Of all the lines in the material, how many include the word "glyph"? Give only the number.

Data records
↓↓↓

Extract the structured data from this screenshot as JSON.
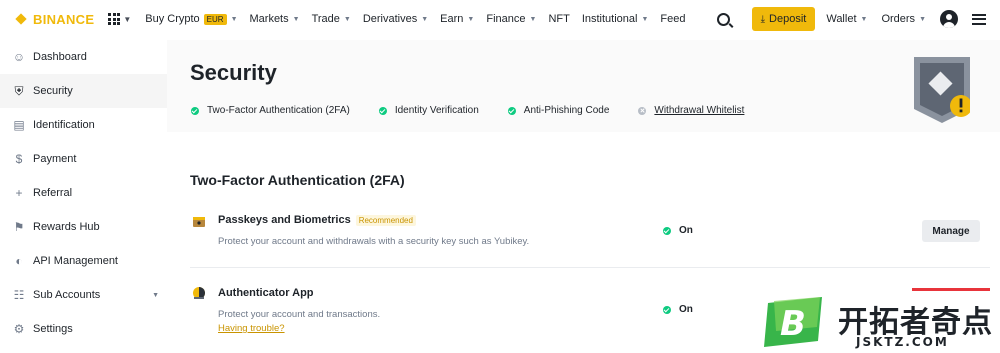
{
  "brand": {
    "name": "BINANCE",
    "color": "#f0b90b"
  },
  "nav": {
    "items": [
      {
        "label": "Buy Crypto",
        "badge": "EUR",
        "caret": true
      },
      {
        "label": "Markets",
        "caret": true
      },
      {
        "label": "Trade",
        "caret": true
      },
      {
        "label": "Derivatives",
        "caret": true
      },
      {
        "label": "Earn",
        "caret": true
      },
      {
        "label": "Finance",
        "caret": true
      },
      {
        "label": "NFT",
        "caret": false
      },
      {
        "label": "Institutional",
        "caret": true
      },
      {
        "label": "Feed",
        "caret": false
      }
    ],
    "deposit_label": "Deposit",
    "wallet_label": "Wallet",
    "orders_label": "Orders"
  },
  "sidebar": {
    "items": [
      {
        "label": "Dashboard",
        "icon": "user-icon",
        "glyph": "☺"
      },
      {
        "label": "Security",
        "icon": "shield-icon",
        "glyph": "⛨",
        "active": true
      },
      {
        "label": "Identification",
        "icon": "id-card-icon",
        "glyph": "▤"
      },
      {
        "label": "Payment",
        "icon": "dollar-icon",
        "glyph": "$"
      },
      {
        "label": "Referral",
        "icon": "add-user-icon",
        "glyph": "+"
      },
      {
        "label": "Rewards Hub",
        "icon": "trophy-icon",
        "glyph": "⚑"
      },
      {
        "label": "API Management",
        "icon": "api-icon",
        "glyph": "◐"
      },
      {
        "label": "Sub Accounts",
        "icon": "sub-accounts-icon",
        "glyph": "☷",
        "caret": true
      },
      {
        "label": "Settings",
        "icon": "settings-icon",
        "glyph": "⚙"
      }
    ]
  },
  "header": {
    "title": "Security",
    "checks": [
      {
        "label": "Two-Factor Authentication (2FA)",
        "status": "done"
      },
      {
        "label": "Identity Verification",
        "status": "done"
      },
      {
        "label": "Anti-Phishing Code",
        "status": "done"
      },
      {
        "label": "Withdrawal Whitelist",
        "status": "off"
      }
    ]
  },
  "section": {
    "title": "Two-Factor Authentication (2FA)",
    "rows": [
      {
        "title": "Passkeys and Biometrics",
        "badge": "Recommended",
        "description": "Protect your account and withdrawals with a security key such as Yubikey.",
        "status": "On",
        "action": "Manage"
      },
      {
        "title": "Authenticator App",
        "description": "Protect your account and transactions.",
        "link": "Having trouble?",
        "status": "On"
      }
    ]
  },
  "watermark": {
    "text": "开拓者奇点",
    "url": "JSKTZ.COM"
  },
  "colors": {
    "accent": "#f0b90b",
    "success": "#0ecb81",
    "danger": "#e8343b",
    "muted": "#707a8a"
  }
}
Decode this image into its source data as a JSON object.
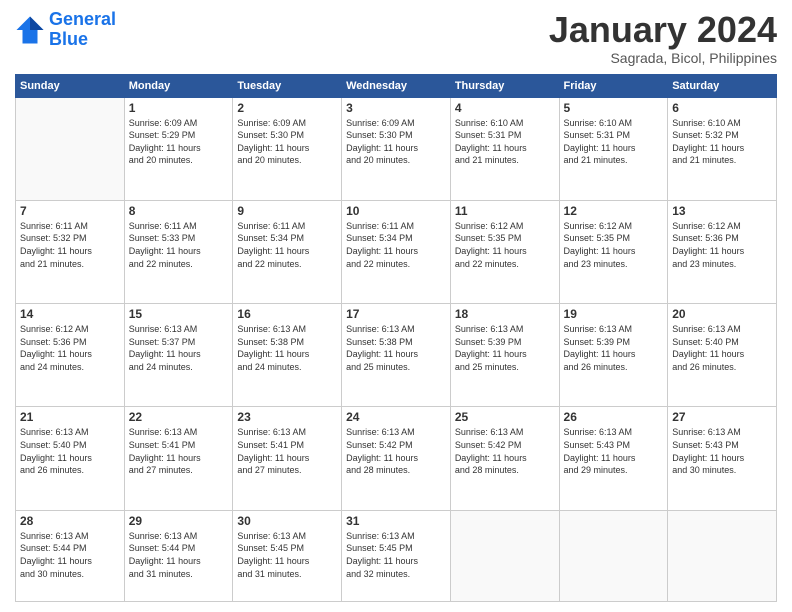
{
  "logo": {
    "line1": "General",
    "line2": "Blue"
  },
  "title": "January 2024",
  "subtitle": "Sagrada, Bicol, Philippines",
  "days_of_week": [
    "Sunday",
    "Monday",
    "Tuesday",
    "Wednesday",
    "Thursday",
    "Friday",
    "Saturday"
  ],
  "weeks": [
    [
      {
        "day": "",
        "info": ""
      },
      {
        "day": "1",
        "info": "Sunrise: 6:09 AM\nSunset: 5:29 PM\nDaylight: 11 hours\nand 20 minutes."
      },
      {
        "day": "2",
        "info": "Sunrise: 6:09 AM\nSunset: 5:30 PM\nDaylight: 11 hours\nand 20 minutes."
      },
      {
        "day": "3",
        "info": "Sunrise: 6:09 AM\nSunset: 5:30 PM\nDaylight: 11 hours\nand 20 minutes."
      },
      {
        "day": "4",
        "info": "Sunrise: 6:10 AM\nSunset: 5:31 PM\nDaylight: 11 hours\nand 21 minutes."
      },
      {
        "day": "5",
        "info": "Sunrise: 6:10 AM\nSunset: 5:31 PM\nDaylight: 11 hours\nand 21 minutes."
      },
      {
        "day": "6",
        "info": "Sunrise: 6:10 AM\nSunset: 5:32 PM\nDaylight: 11 hours\nand 21 minutes."
      }
    ],
    [
      {
        "day": "7",
        "info": "Sunrise: 6:11 AM\nSunset: 5:32 PM\nDaylight: 11 hours\nand 21 minutes."
      },
      {
        "day": "8",
        "info": "Sunrise: 6:11 AM\nSunset: 5:33 PM\nDaylight: 11 hours\nand 22 minutes."
      },
      {
        "day": "9",
        "info": "Sunrise: 6:11 AM\nSunset: 5:34 PM\nDaylight: 11 hours\nand 22 minutes."
      },
      {
        "day": "10",
        "info": "Sunrise: 6:11 AM\nSunset: 5:34 PM\nDaylight: 11 hours\nand 22 minutes."
      },
      {
        "day": "11",
        "info": "Sunrise: 6:12 AM\nSunset: 5:35 PM\nDaylight: 11 hours\nand 22 minutes."
      },
      {
        "day": "12",
        "info": "Sunrise: 6:12 AM\nSunset: 5:35 PM\nDaylight: 11 hours\nand 23 minutes."
      },
      {
        "day": "13",
        "info": "Sunrise: 6:12 AM\nSunset: 5:36 PM\nDaylight: 11 hours\nand 23 minutes."
      }
    ],
    [
      {
        "day": "14",
        "info": "Sunrise: 6:12 AM\nSunset: 5:36 PM\nDaylight: 11 hours\nand 24 minutes."
      },
      {
        "day": "15",
        "info": "Sunrise: 6:13 AM\nSunset: 5:37 PM\nDaylight: 11 hours\nand 24 minutes."
      },
      {
        "day": "16",
        "info": "Sunrise: 6:13 AM\nSunset: 5:38 PM\nDaylight: 11 hours\nand 24 minutes."
      },
      {
        "day": "17",
        "info": "Sunrise: 6:13 AM\nSunset: 5:38 PM\nDaylight: 11 hours\nand 25 minutes."
      },
      {
        "day": "18",
        "info": "Sunrise: 6:13 AM\nSunset: 5:39 PM\nDaylight: 11 hours\nand 25 minutes."
      },
      {
        "day": "19",
        "info": "Sunrise: 6:13 AM\nSunset: 5:39 PM\nDaylight: 11 hours\nand 26 minutes."
      },
      {
        "day": "20",
        "info": "Sunrise: 6:13 AM\nSunset: 5:40 PM\nDaylight: 11 hours\nand 26 minutes."
      }
    ],
    [
      {
        "day": "21",
        "info": "Sunrise: 6:13 AM\nSunset: 5:40 PM\nDaylight: 11 hours\nand 26 minutes."
      },
      {
        "day": "22",
        "info": "Sunrise: 6:13 AM\nSunset: 5:41 PM\nDaylight: 11 hours\nand 27 minutes."
      },
      {
        "day": "23",
        "info": "Sunrise: 6:13 AM\nSunset: 5:41 PM\nDaylight: 11 hours\nand 27 minutes."
      },
      {
        "day": "24",
        "info": "Sunrise: 6:13 AM\nSunset: 5:42 PM\nDaylight: 11 hours\nand 28 minutes."
      },
      {
        "day": "25",
        "info": "Sunrise: 6:13 AM\nSunset: 5:42 PM\nDaylight: 11 hours\nand 28 minutes."
      },
      {
        "day": "26",
        "info": "Sunrise: 6:13 AM\nSunset: 5:43 PM\nDaylight: 11 hours\nand 29 minutes."
      },
      {
        "day": "27",
        "info": "Sunrise: 6:13 AM\nSunset: 5:43 PM\nDaylight: 11 hours\nand 30 minutes."
      }
    ],
    [
      {
        "day": "28",
        "info": "Sunrise: 6:13 AM\nSunset: 5:44 PM\nDaylight: 11 hours\nand 30 minutes."
      },
      {
        "day": "29",
        "info": "Sunrise: 6:13 AM\nSunset: 5:44 PM\nDaylight: 11 hours\nand 31 minutes."
      },
      {
        "day": "30",
        "info": "Sunrise: 6:13 AM\nSunset: 5:45 PM\nDaylight: 11 hours\nand 31 minutes."
      },
      {
        "day": "31",
        "info": "Sunrise: 6:13 AM\nSunset: 5:45 PM\nDaylight: 11 hours\nand 32 minutes."
      },
      {
        "day": "",
        "info": ""
      },
      {
        "day": "",
        "info": ""
      },
      {
        "day": "",
        "info": ""
      }
    ]
  ]
}
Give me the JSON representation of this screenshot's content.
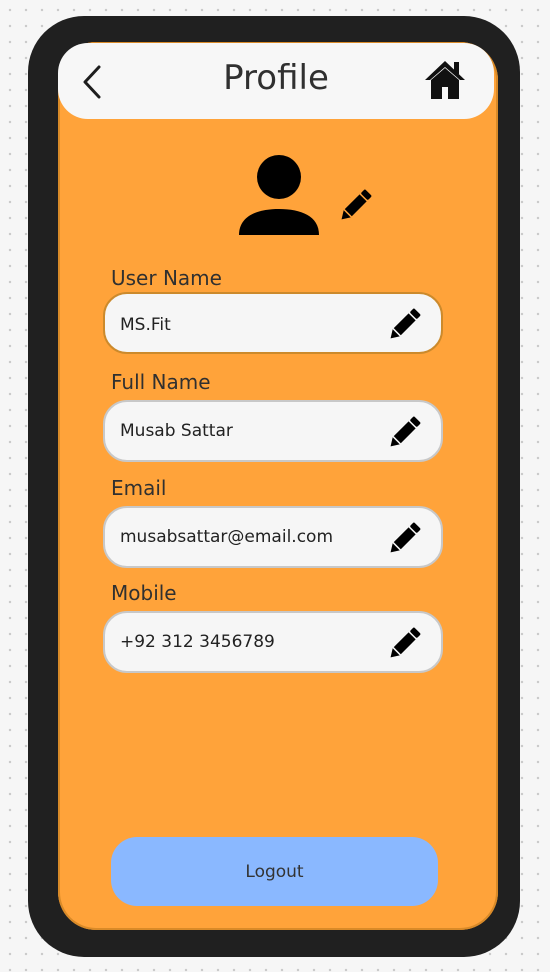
{
  "header": {
    "title": "Profile",
    "back_icon": "chevron-left-icon",
    "home_icon": "home-icon"
  },
  "profile": {
    "avatar_icon": "user-icon",
    "edit_icon": "pencil-icon"
  },
  "fields": [
    {
      "label": "User Name",
      "value": "MS.Fit"
    },
    {
      "label": "Full Name",
      "value": "Musab Sattar"
    },
    {
      "label": "Email",
      "value": "musabsattar@email.com"
    },
    {
      "label": "Mobile",
      "value": "+92 312 3456789"
    }
  ],
  "logout_label": "Logout",
  "colors": {
    "frame": "#202020",
    "screen": "#ffa33a",
    "card": "#f7f7f7",
    "logout": "#8ab8ff",
    "text": "#303030"
  }
}
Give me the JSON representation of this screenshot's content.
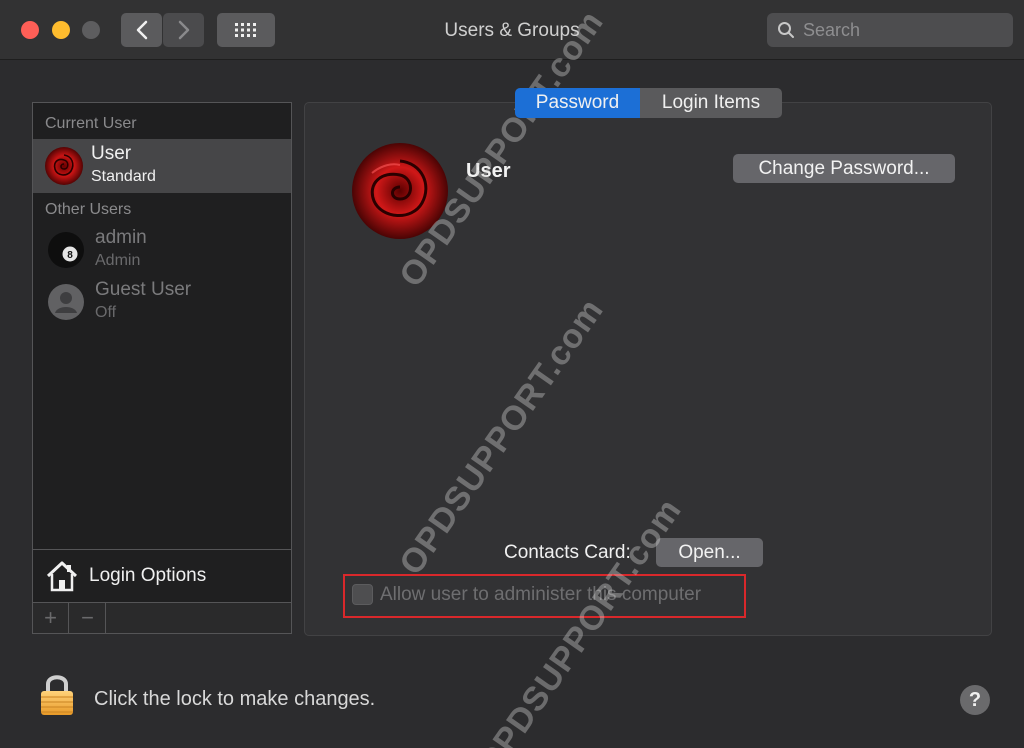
{
  "window": {
    "title": "Users & Groups",
    "search_placeholder": "Search"
  },
  "sidebar": {
    "current_user_label": "Current User",
    "current_user": {
      "name": "User",
      "role": "Standard",
      "avatar": "red-rose"
    },
    "other_users_label": "Other Users",
    "other_users": [
      {
        "name": "admin",
        "role": "Admin",
        "avatar": "eight-ball"
      },
      {
        "name": "Guest User",
        "role": "Off",
        "avatar": "generic-person"
      }
    ],
    "login_options_label": "Login Options",
    "add_symbol": "+",
    "remove_symbol": "−"
  },
  "tabs": [
    {
      "label": "Password",
      "active": true
    },
    {
      "label": "Login Items",
      "active": false
    }
  ],
  "main": {
    "username": "User",
    "change_password_label": "Change Password...",
    "contacts_card_label": "Contacts Card:",
    "open_label": "Open...",
    "admin_checkbox_label": "Allow user to administer this computer",
    "admin_checked": false
  },
  "footer": {
    "lock_text": "Click the lock to make changes.",
    "help_symbol": "?"
  },
  "watermark": "OPDSUPPORT.com",
  "colors": {
    "accent": "#1c6fd6",
    "highlight_border": "#d9282b"
  }
}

↑↑↑

### ANSWER TO THIS PROBLEM
9